## [Extrait présenté]
►

Il est nécessaires, en effet, de faire remarquer qu'à côté
de l'organisation administrative qui régit les rapports des Églises
protestantes et de l'État, s'est constitué, depuis un quart
de siècle, une double organisation de caractère purement
officieux à laquelle se rattachent les deux grandes fractions qui
se partagent le protestantisme français. Elles reproduisent l'une
et l'autre, sous des noms divers, le type consacré des Églises
de la réforme française. On peut y voir une préparation
à la séparation ; c'est à ce titre qu'il n'était
pas inutile d'en faire mention ; mais l'État est toujours demeuré
étranger à ces organisations particulières.
D'autres Églises
existent de type congrégationaliste, c'est-à-dire séparées
de l'État, ne se rattachant à aucune organisation et ne dépendant
que d'elles-mêmes. Elles sont très peu nombreuses et se trouvent
sur le littoral de la Méditerranée, à Nice, Menton,
Cannes, Hyères, Saint-Raphaël, Antibes.
Il en est de
même des Églises baptistes, qui se groupent en association
régionales du Nord, de l'Ouest, de l'Est et du Midi.
Mention doit
être faite de l'Église évangélique méthodiste
de France, dont l'organisation se rapproche de celle des Églises
presbytériennes synodales.
Les chiffres
qui suivront donneront une indication à peu près exacte sur
la situation et les forces respectives des diverses Églises protestantes
à l'heure actuelle :
L'Église
réformée de France comprend 101 consistoires dont dépendent
534 paroisses. Pour les desservir existent 639 places de pasteurs
ainsi réparties :
12 places hors
classe Paris à 3 000 fr.
100 places de
1ère classe à 2 200 fr.

◄

## [Données fournies]

►

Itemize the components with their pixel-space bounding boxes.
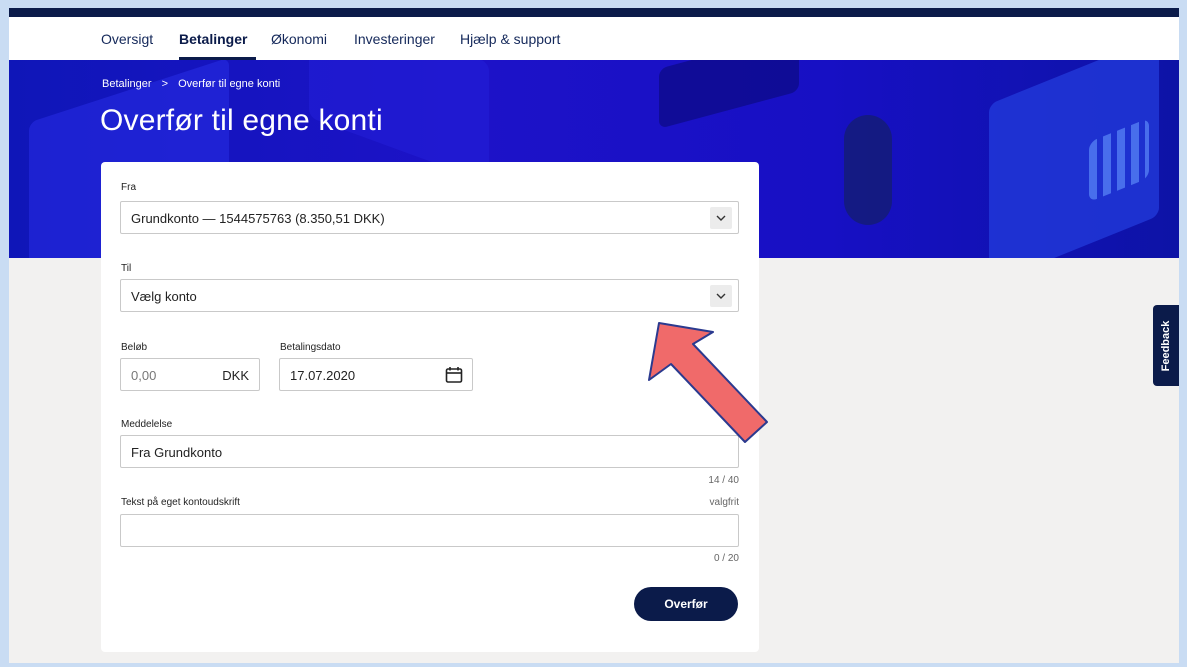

◄

## [Consignes]
1 > Répondez à ces questions sur l'extrait consacré au protestantisme français :
(a) Sur quel littoral se trouvent les Églises de type congrégationaliste ?
(b) Combien de consistoires compte l'Église réformée de France ?
(c) Combien de places de pasteurs existent pour desservir ses paroisses ?
2 > Restituez mot pour mot le passage de l'extrait consacré au protestantisme français situé entre « Les chiffres » et « à 2 200 fr. », bornes incluses.

## [Réponses]
1 >
(a) Sur le littoral de la Méditerranée.
(b) 101 consistoires.
(c) 639 places de pasteurs.

2 >
Les chiffres
qui suivront donneront une indication à peu près exacte sur
la situation et les forces respectives des diverses Églises protestantes
à l'heure actuelle :
L'Église
réformée de France comprend 101 consistoires dont dépendent
534 paroisses. Pour les desservir existent 639 places de pasteurs
ainsi réparties :
12 places hors
classe Paris à 3 000 fr.
100 places de
1ère classe à 2 200 fr.